--- BEGIN Material shown ---

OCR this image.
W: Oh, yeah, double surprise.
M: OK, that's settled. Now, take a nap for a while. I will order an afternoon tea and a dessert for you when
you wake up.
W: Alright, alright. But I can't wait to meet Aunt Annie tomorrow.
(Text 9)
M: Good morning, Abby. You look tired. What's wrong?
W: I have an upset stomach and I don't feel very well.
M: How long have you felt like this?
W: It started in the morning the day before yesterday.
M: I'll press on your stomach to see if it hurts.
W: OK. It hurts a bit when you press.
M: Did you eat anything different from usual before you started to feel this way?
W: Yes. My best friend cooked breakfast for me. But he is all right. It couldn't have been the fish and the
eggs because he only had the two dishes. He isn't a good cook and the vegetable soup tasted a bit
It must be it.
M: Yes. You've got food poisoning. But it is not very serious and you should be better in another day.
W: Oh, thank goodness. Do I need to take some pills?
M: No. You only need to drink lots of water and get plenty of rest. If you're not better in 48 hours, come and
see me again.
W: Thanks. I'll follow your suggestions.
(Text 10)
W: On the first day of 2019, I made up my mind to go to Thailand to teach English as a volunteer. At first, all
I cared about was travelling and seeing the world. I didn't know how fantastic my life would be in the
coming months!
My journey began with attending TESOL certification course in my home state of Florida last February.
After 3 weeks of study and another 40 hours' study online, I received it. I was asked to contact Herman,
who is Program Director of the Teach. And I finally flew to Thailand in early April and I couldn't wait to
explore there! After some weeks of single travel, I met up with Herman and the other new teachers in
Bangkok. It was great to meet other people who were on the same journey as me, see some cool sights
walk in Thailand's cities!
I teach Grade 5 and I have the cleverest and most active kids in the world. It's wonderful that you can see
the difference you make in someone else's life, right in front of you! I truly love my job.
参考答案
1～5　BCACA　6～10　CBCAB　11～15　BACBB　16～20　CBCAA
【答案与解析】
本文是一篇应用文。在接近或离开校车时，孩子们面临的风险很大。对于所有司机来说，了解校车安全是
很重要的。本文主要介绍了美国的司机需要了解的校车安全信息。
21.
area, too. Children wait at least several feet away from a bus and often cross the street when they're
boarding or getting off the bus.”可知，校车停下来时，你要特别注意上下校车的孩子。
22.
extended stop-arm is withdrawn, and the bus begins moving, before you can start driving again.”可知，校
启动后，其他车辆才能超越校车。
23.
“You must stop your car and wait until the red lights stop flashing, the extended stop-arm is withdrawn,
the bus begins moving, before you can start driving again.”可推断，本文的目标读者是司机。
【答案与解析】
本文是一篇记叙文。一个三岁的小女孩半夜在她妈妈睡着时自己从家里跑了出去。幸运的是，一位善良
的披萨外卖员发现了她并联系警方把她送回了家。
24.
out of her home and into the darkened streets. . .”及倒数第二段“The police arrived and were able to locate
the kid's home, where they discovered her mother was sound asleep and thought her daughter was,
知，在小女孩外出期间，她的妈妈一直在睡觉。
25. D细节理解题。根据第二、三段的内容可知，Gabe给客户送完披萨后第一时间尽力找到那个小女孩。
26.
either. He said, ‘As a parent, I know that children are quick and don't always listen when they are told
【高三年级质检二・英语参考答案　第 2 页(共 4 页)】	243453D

--- END Material shown ---

[Directions for this task]
Retype the whole listing above exactly.

[Answer]
OCR this image.
W: Oh, yeah, double surprise.
M: OK, that's settled. Now, take a nap for a while. I will order an afternoon tea and a dessert for you when
you wake up.
W: Alright, alright. But I can't wait to meet Aunt Annie tomorrow.
(Text 9)
M: Good morning, Abby. You look tired. What's wrong?
W: I have an upset stomach and I don't feel very well.
M: How long have you felt like this?
W: It started in the morning the day before yesterday.
M: I'll press on your stomach to see if it hurts.
W: OK. It hurts a bit when you press.
M: Did you eat anything different from usual before you started to feel this way?
W: Yes. My best friend cooked breakfast for me. But he is all right. It couldn't have been the fish and the
eggs because he only had the two dishes. He isn't a good cook and the vegetable soup tasted a bit
It must be it.
M: Yes. You've got food poisoning. But it is not very serious and you should be better in another day.
W: Oh, thank goodness. Do I need to take some pills?
M: No. You only need to drink lots of water and get plenty of rest. If you're not better in 48 hours, come and
see me again.
W: Thanks. I'll follow your suggestions.
(Text 10)
W: On the first day of 2019, I made up my mind to go to Thailand to teach English as a volunteer. At first, all
I cared about was travelling and seeing the world. I didn't know how fantastic my life would be in the
coming months!
My journey began with attending TESOL certification course in my home state of Florida last February.
After 3 weeks of study and another 40 hours' study online, I received it. I was asked to contact Herman,
who is Program Director of the Teach. And I finally flew to Thailand in early April and I couldn't wait to
explore there! After some weeks of single travel, I met up with Herman and the other new teachers in
Bangkok. It was great to meet other people who were on the same journey as me, see some cool sights
walk in Thailand's cities!
I teach Grade 5 and I have the cleverest and most active kids in the world. It's wonderful that you can see
the difference you make in someone else's life, right in front of you! I truly love my job.
参考答案
1～5　BCACA　6～10　CBCAB　11～15　BACBB　16～20　CBCAA
【答案与解析】
本文是一篇应用文。在接近或离开校车时，孩子们面临的风险很大。对于所有司机来说，了解校车安全是
很重要的。本文主要介绍了美国的司机需要了解的校车安全信息。
21.
area, too. Children wait at least several feet away from a bus and often cross the street when they're
boarding or getting off the bus.”可知，校车停下来时，你要特别注意上下校车的孩子。
22.
extended stop-arm is withdrawn, and the bus begins moving, before you can start driving again.”可知，校
启动后，其他车辆才能超越校车。
23.
“You must stop your car and wait until the red lights stop flashing, the extended stop-arm is withdrawn,
the bus begins moving, before you can start driving again.”可推断，本文的目标读者是司机。
【答案与解析】
本文是一篇记叙文。一个三岁的小女孩半夜在她妈妈睡着时自己从家里跑了出去。幸运的是，一位善良
的披萨外卖员发现了她并联系警方把她送回了家。
24.
out of her home and into the darkened streets. . .”及倒数第二段“The police arrived and were able to locate
the kid's home, where they discovered her mother was sound asleep and thought her daughter was,
知，在小女孩外出期间，她的妈妈一直在睡觉。
25. D细节理解题。根据第二、三段的内容可知，Gabe给客户送完披萨后第一时间尽力找到那个小女孩。
26.
either. He said, ‘As a parent, I know that children are quick and don't always listen when they are told
【高三年级质检二・英语参考答案　第 2 页(共 4 页)】	243453D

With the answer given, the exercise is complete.